___ Data supplied ___

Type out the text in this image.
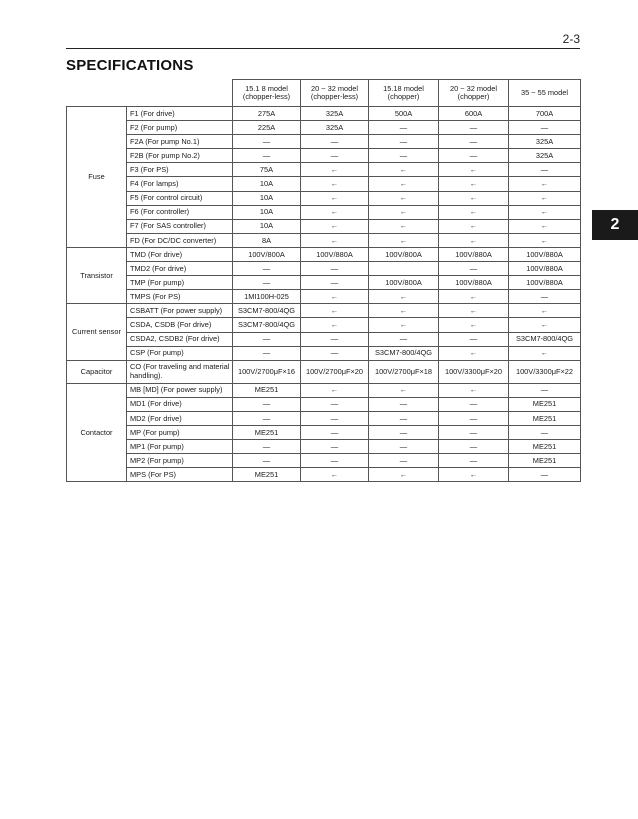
2-3
SPECIFICATIONS
2
		15.1 8 model (chopper-less)	20 ~ 32 model (chopper-less)	15.18 model (chopper)	20 ~ 32 model (chopper)	35 ~ 55 model
Fuse	F1 (For drive)	275A	325A	500A	600A	700A
	F2 (For pump)	225A	325A	—	—	—
	F2A (For pump No.1)	—	—	—	—	325A
	F2B (For pump No.2)	—	—	—	—	325A
	F3 (For PS)	75A	←	←	←	—
	F4 (For lamps)	10A	←	←	←	←
	F5 (For control circuit)	10A	←	←	←	←
	F6 (For controller)	10A	←	←	←	←
	F7 (For SAS controller)	10A	←	←	←	←
	FD (For DC/DC converter)	8A	←	←	←	←
Transistor	TMD (For drive)	100V/800A	100V/880A	100V/800A	100V/880A	100V/880A
	TMD2 (For drive)	—	—		—	100V/880A
	TMP (For pump)	—	—	100V/800A	100V/880A	100V/880A
	TMPS (For PS)	1MI100H-025	←	←	←	—
Current sensor	CSBATT (For power supply)	S3CM7-800/4QG	←	←	←	←
	CSDA, CSDB (For drive)	S3CM7-800/4QG	←	←	←	←
	CSDA2, CSDB2 (For drive)	—	—	—	—	S3CM7-800/4QG
	CSP (For pump)	—	—	S3CM7-800/4QG	←	←
Capacitor	CO (For traveling and material handling).	100V/2700μF×16	100V/2700μF×20	100V/2700μF×18	100V/3300μF×20	100V/3300μF×22
Contactor	MB [MD] (For power supply)	ME251	←	←	←	—
	MD1 (For drive)	—	—	—	—	ME251
	MD2 (For drive)	—	—	—	—	ME251
	MP (For pump)	ME251	—	—	—	—
	MP1 (For pump)	—	—	—	—	ME251
	MP2 (For pump)	—	—	—	—	ME251
	MPS (For PS)	ME251	←	←	←	—
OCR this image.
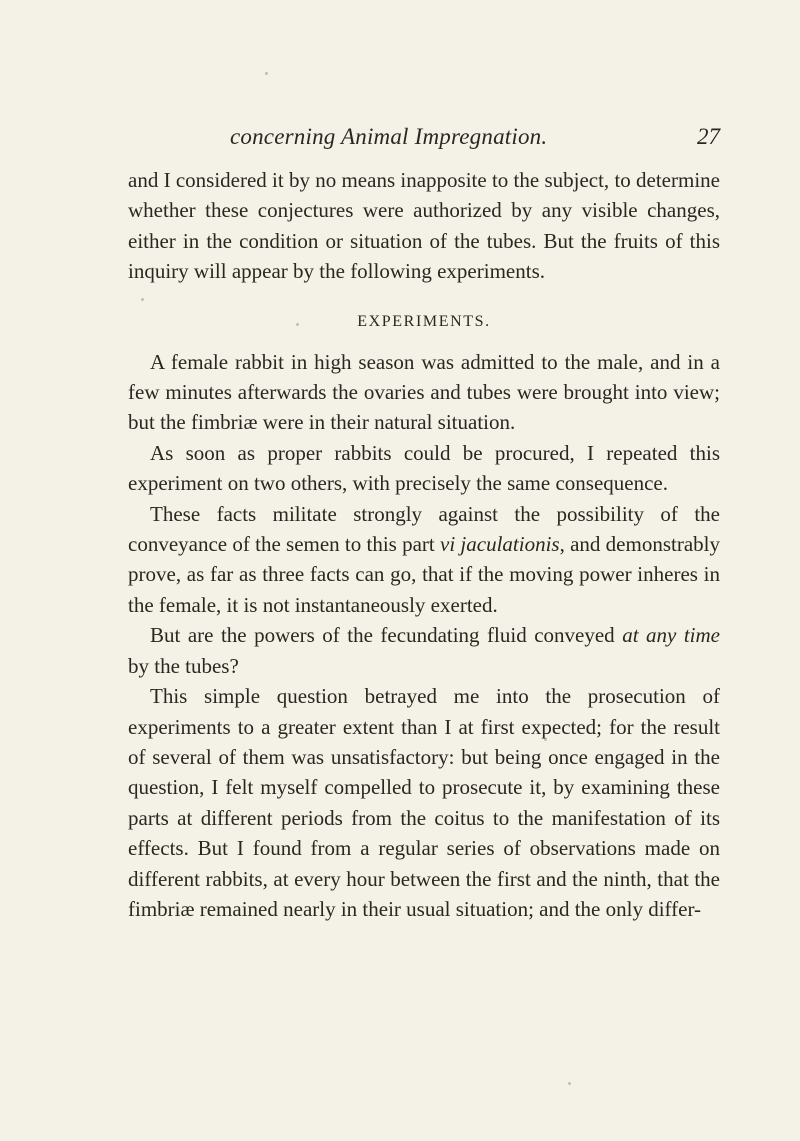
concerning Animal Impregnation.	27

and I considered it by no means inapposite to the subject, to determine whether these conjectures were authorized by any visible changes, either in the condition or situation of the tubes. But the fruits of this inquiry will appear by the following experiments.

EXPERIMENTS.

A female rabbit in high season was admitted to the male, and in a few minutes afterwards the ovaries and tubes were brought into view; but the fimbriæ were in their natural situation.

As soon as proper rabbits could be procured, I repeated this experiment on two others, with precisely the same consequence.

These facts militate strongly against the possibility of the conveyance of the semen to this part vi jaculationis, and demonstrably prove, as far as three facts can go, that if the moving power inheres in the female, it is not instantaneously exerted.

But are the powers of the fecundating fluid conveyed at any time by the tubes?

This simple question betrayed me into the prosecution of experiments to a greater extent than I at first expected; for the result of several of them was unsatisfactory: but being once engaged in the question, I felt myself compelled to prosecute it, by examining these parts at different periods from the coitus to the manifestation of its effects. But I found from a regular series of observations made on different rabbits, at every hour between the first and the ninth, that the fimbriæ remained nearly in their usual situation; and the only differ-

___

The task: Leave out the pictures and reproduce the rest of the listing exactly.

Solution:
Type out the text in this image.
2-3
SPECIFICATIONS
2
		15.1 8 model (chopper-less)	20 ~ 32 model (chopper-less)	15.18 model (chopper)	20 ~ 32 model (chopper)	35 ~ 55 model
Fuse	F1 (For drive)	275A	325A	500A	600A	700A
	F2 (For pump)	225A	325A	—	—	—
	F2A (For pump No.1)	—	—	—	—	325A
	F2B (For pump No.2)	—	—	—	—	325A
	F3 (For PS)	75A	←	←	←	—
	F4 (For lamps)	10A	←	←	←	←
	F5 (For control circuit)	10A	←	←	←	←
	F6 (For controller)	10A	←	←	←	←
	F7 (For SAS controller)	10A	←	←	←	←
	FD (For DC/DC converter)	8A	←	←	←	←
Transistor	TMD (For drive)	100V/800A	100V/880A	100V/800A	100V/880A	100V/880A
	TMD2 (For drive)	—	—		—	100V/880A
	TMP (For pump)	—	—	100V/800A	100V/880A	100V/880A
	TMPS (For PS)	1MI100H-025	←	←	←	—
Current sensor	CSBATT (For power supply)	S3CM7-800/4QG	←	←	←	←
	CSDA, CSDB (For drive)	S3CM7-800/4QG	←	←	←	←
	CSDA2, CSDB2 (For drive)	—	—	—	—	S3CM7-800/4QG
	CSP (For pump)	—	—	S3CM7-800/4QG	←	←
Capacitor	CO (For traveling and material handling).	100V/2700μF×16	100V/2700μF×20	100V/2700μF×18	100V/3300μF×20	100V/3300μF×22
Contactor	MB [MD] (For power supply)	ME251	←	←	←	—
	MD1 (For drive)	—	—	—	—	ME251
	MD2 (For drive)	—	—	—	—	ME251
	MP (For pump)	ME251	—	—	—	—
	MP1 (For pump)	—	—	—	—	ME251
	MP2 (For pump)	—	—	—	—	ME251
	MPS (For PS)	ME251	←	←	←	—
OCR this image.
concerning Animal Impregnation.	27

and I considered it by no means inapposite to the subject, to determine whether these conjectures were authorized by any visible changes, either in the condition or situation of the tubes. But the fruits of this inquiry will appear by the following experiments.

EXPERIMENTS.

A female rabbit in high season was admitted to the male, and in a few minutes afterwards the ovaries and tubes were brought into view; but the fimbriæ were in their natural situation.

As soon as proper rabbits could be procured, I repeated this experiment on two others, with precisely the same consequence.

These facts militate strongly against the possibility of the conveyance of the semen to this part vi jaculationis, and demonstrably prove, as far as three facts can go, that if the moving power inheres in the female, it is not instantaneously exerted.

But are the powers of the fecundating fluid conveyed at any time by the tubes?

This simple question betrayed me into the prosecution of experiments to a greater extent than I at first expected; for the result of several of them was unsatisfactory: but being once engaged in the question, I felt myself compelled to prosecute it, by examining these parts at different periods from the coitus to the manifestation of its effects. But I found from a regular series of observations made on different rabbits, at every hour between the first and the ninth, that the fimbriæ remained nearly in their usual situation; and the only differ-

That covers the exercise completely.